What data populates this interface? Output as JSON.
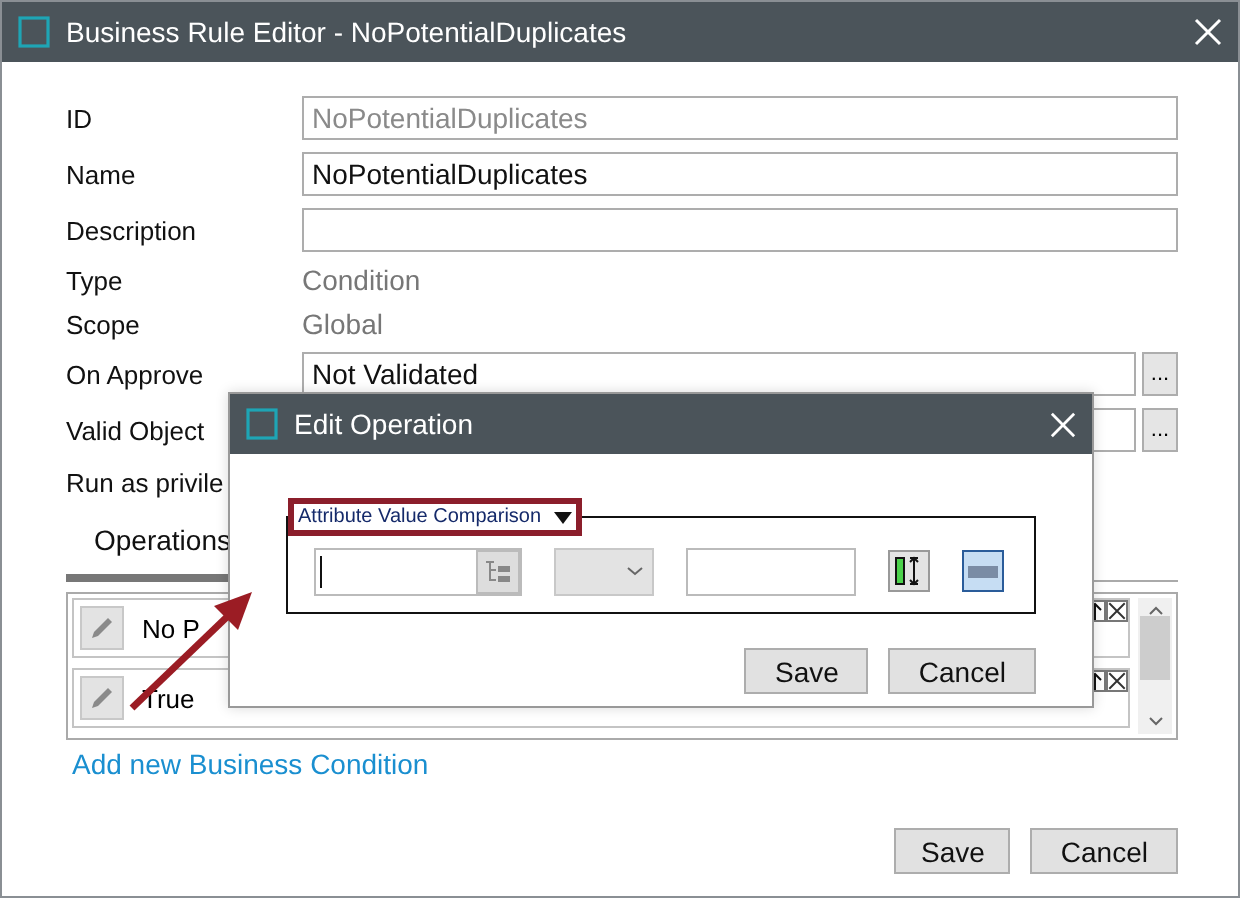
{
  "window": {
    "title": "Business Rule Editor - NoPotentialDuplicates"
  },
  "form": [
    {
      "kind": "field",
      "label": "ID",
      "value": "NoPotentialDuplicates",
      "disabled": true
    },
    {
      "kind": "field",
      "label": "Name",
      "value": "NoPotentialDuplicates",
      "disabled": false
    },
    {
      "kind": "field",
      "label": "Description"
    },
    {
      "kind": "readonly",
      "label": "Type",
      "value": "Condition"
    },
    {
      "kind": "readonly",
      "label": "Scope",
      "value": "Global"
    },
    {
      "kind": "field_more",
      "label": "On Approve",
      "value": "Not Validated",
      "button": "..."
    },
    {
      "kind": "field_more",
      "label": "Valid Object",
      "button": "..."
    },
    {
      "kind": "label",
      "label": "Run as privile"
    }
  ],
  "tabs": [
    {
      "label": "Operations",
      "selected": true
    }
  ],
  "operations": [
    {
      "text": "No P"
    },
    {
      "text": "True"
    }
  ],
  "add_link": "Add new Business Condition",
  "buttons": [
    "Save",
    "Cancel"
  ],
  "dialog": {
    "title": "Edit Operation",
    "comparison_type": "Attribute Value Comparison",
    "buttons": [
      "Save",
      "Cancel"
    ],
    "highlighted": true
  }
}
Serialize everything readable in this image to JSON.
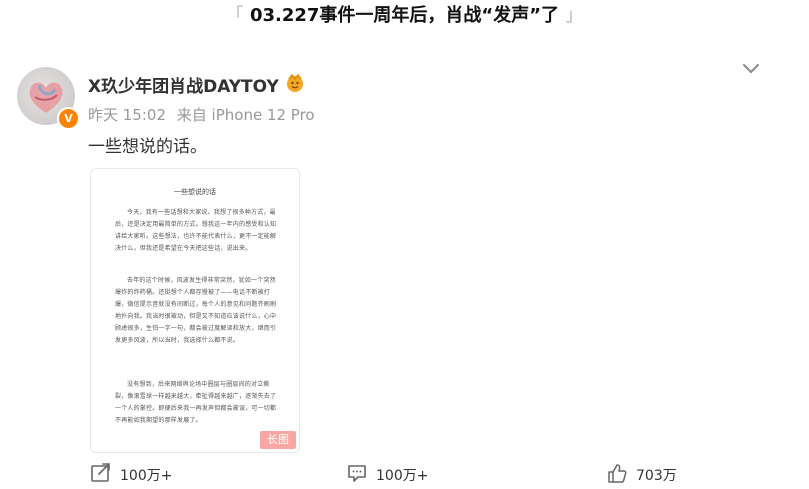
{
  "headline": {
    "left_bracket": "「",
    "text": "03.227事件一周年后，肖战“发声”了",
    "right_bracket": "」"
  },
  "post": {
    "user_name": "X玖少年团肖战DAYTOY",
    "verified_badge": "V",
    "time": "昨天 15:02",
    "source": "来自 iPhone 12 Pro",
    "text": "一些想说的话。",
    "long_image_tag": "长图",
    "document": {
      "title": "一些想说的话",
      "paragraphs": [
        "今天，我有一些话想和大家说。我想了很多种方式，最后，还是决定用最简单的方式。想我这一年内的感受和认知讲给大家听。这些想法，也许不能代表什么，更不一定能解决什么，但我还是希望在今天把这些话，说出来。",
        "去年的这个时候，风波发生得非常突然，犹如一个突然爆炸的炸药桶。还挺想个人都存慢被了——电话不断被打爆，微信提示音就没有间断过，每个人的意见和问题齐刷刷地扑向我。我当时很被动，但是又不知道应该说什么，心中顾虑很多，生怕一字一句，都会被过度解读和放大，继而引发更多风波，所以当时，我选择什么都不说。",
        "没有想到，后来网络舆论场中圈层与圈层间的对立撕裂，像滚雪球一样越来越大，牵扯得越来越广，逐渐失去了一个人的掌控。即便后来我一再发声但都会被误，可一切都不再能如我期望的那样发展了。"
      ]
    },
    "actions": {
      "repost_count": "100万+",
      "comment_count": "100万+",
      "like_count": "703万"
    }
  }
}
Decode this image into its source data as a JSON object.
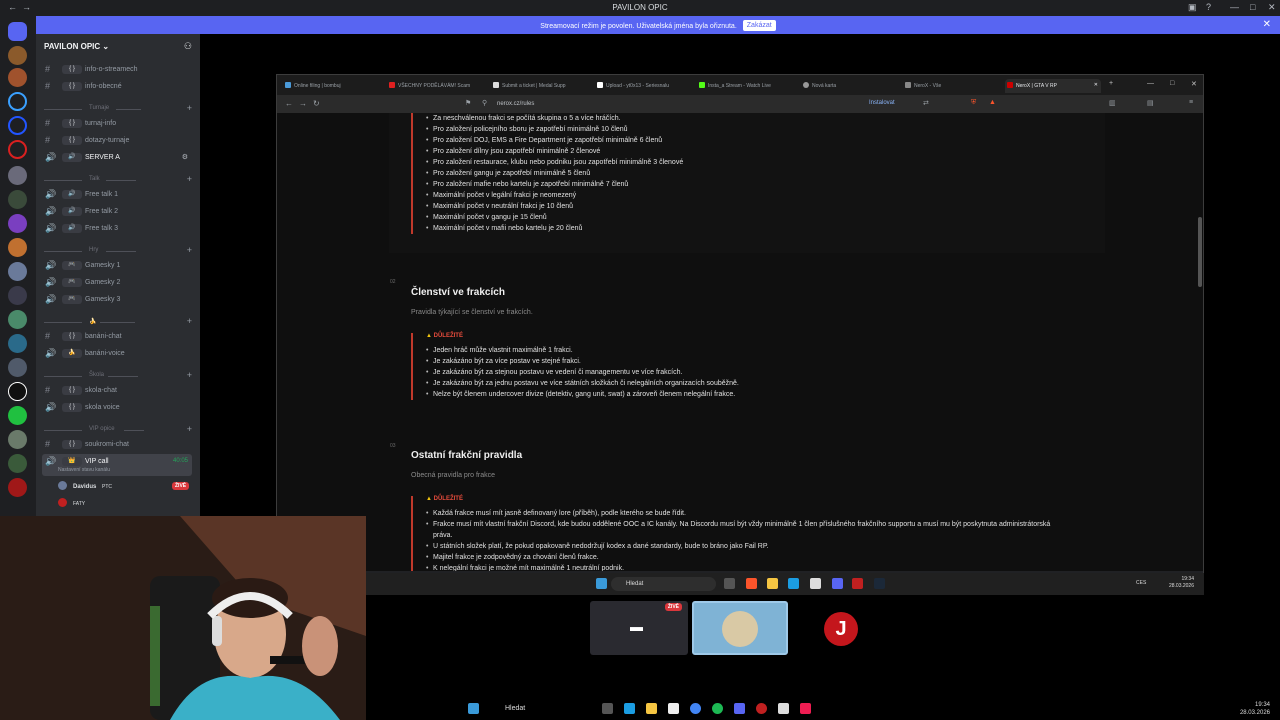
{
  "window": {
    "title": "PAVILON OPIC"
  },
  "banner": {
    "text": "Streamovací režim je povolen. Uživatelská jména byla ořiznuta.",
    "button": "Zakázat"
  },
  "guild": {
    "name": "PAVILON OPIC"
  },
  "channels": [
    {
      "label": "info-o-streamech",
      "type": "text"
    },
    {
      "label": "info-obecné",
      "type": "text"
    },
    {
      "label": "turnaj-info",
      "type": "text"
    },
    {
      "label": "dotazy-turnaje",
      "type": "text"
    },
    {
      "label": "SERVER A",
      "type": "voice"
    },
    {
      "label": "Free talk 1",
      "type": "voice"
    },
    {
      "label": "Free talk 2",
      "type": "voice"
    },
    {
      "label": "Free talk 3",
      "type": "voice"
    },
    {
      "label": "Gamesky 1",
      "type": "voice"
    },
    {
      "label": "Gamesky 2",
      "type": "voice"
    },
    {
      "label": "Gamesky 3",
      "type": "voice"
    },
    {
      "label": "banáni-chat",
      "type": "text"
    },
    {
      "label": "banáni-voice",
      "type": "voice"
    },
    {
      "label": "skola-chat",
      "type": "text"
    },
    {
      "label": "skola voice",
      "type": "voice"
    },
    {
      "label": "soukromi-chat",
      "type": "text"
    },
    {
      "label": "VIP call",
      "type": "voice"
    }
  ],
  "categories": [
    "Turnaje",
    "Talk",
    "Hry",
    "Škola",
    "VIP opice"
  ],
  "vip_call": {
    "status": "Nastavení stavu kanálu",
    "timer": "40:05",
    "user1": "Davidus",
    "user1_tag": "PTC",
    "user1_badge": "ŽIVĚ",
    "user2": "FATY"
  },
  "browser": {
    "tabs": [
      "Online filing | bombuj",
      "VŠECHNY PODĚLÁVÁM! Scam",
      "Submit a ticket | Medal Supp",
      "Upload - yt0x13 - Seriesnalu",
      "Insta_a Stream - Watch Live",
      "Nová karta",
      "NeroX - Vše",
      "NeroX | GTA V RP"
    ],
    "url": "nerox.cz/rules",
    "install": "Instalovat"
  },
  "page": {
    "section1_rules": [
      "Za neschválenou frakci se počítá skupina o 5 a více hráčích.",
      "Pro založení policejního sboru je zapotřebí minimálně 10 členů",
      "Pro založení DOJ, EMS a Fire Department je zapotřebí minimálně 6 členů",
      "Pro založení dílny jsou zapotřebí minimálně 2 členové",
      "Pro založení restaurace, klubu nebo podniku jsou zapotřebí minimálně 3 členové",
      "Pro založení gangu je zapotřebí minimálně 5 členů",
      "Pro založení mafie nebo kartelu je zapotřebí minimálně 7 členů",
      "Maximální počet v legální frakci je neomezený",
      "Maximální počet v neutrální frakci je 10 členů",
      "Maximální počet v gangu je 15 členů",
      "Maximální počet v mafii nebo kartelu je 20 členů"
    ],
    "s2_num": "02",
    "s2_title": "Členství ve frakcích",
    "s2_sub": "Pravidla týkající se členství ve frakcích.",
    "important": "DŮLEŽITÉ",
    "section2_rules": [
      "Jeden hráč může vlastnit maximálně 1 frakci.",
      "Je zakázáno být za více postav ve stejné frakci.",
      "Je zakázáno být za stejnou postavu ve vedení či managementu ve více frakcích.",
      "Je zakázáno být za jednu postavu ve více státních složkách či nelegálních organizacích souběžně.",
      "Nelze být členem undercover divize (detektiv, gang unit, swat) a zároveň členem nelegální frakce."
    ],
    "s3_num": "03",
    "s3_title": "Ostatní frakční pravidla",
    "s3_sub": "Obecná pravidla pro frakce",
    "section3_rules": [
      "Každá frakce musí mít jasně definovaný lore (příběh), podle kterého se bude řídit.",
      "Frakce musí mít vlastní frakční Discord, kde budou oddělené OOC a IC kanály. Na Discordu musí být vždy minimálně 1 člen příslušného frakčního supportu a musí mu být poskytnuta administrátorská práva.",
      "U státních složek platí, že pokud opakovaně nedodržují kodex a dané standardy, bude to bráno jako Fail RP.",
      "Majitel frakce je zodpovědný za chování členů frakce.",
      "K nelegální frakci je možné mít maximálně 1 neutrální podnik."
    ]
  },
  "inner_taskbar": {
    "search": "Hledat",
    "lang": "CES",
    "time": "19:34",
    "date": "28.03.2026"
  },
  "thumb_badge": "ŽIVĚ",
  "taskbar": {
    "search": "Hledat",
    "time": "19:34",
    "date": "28.03.2026"
  }
}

• _TASK PROMPT_:
State the number of lines holding the word "data" in the listing. Add nothing else.

• _WRITTEN SOLUTION_:
2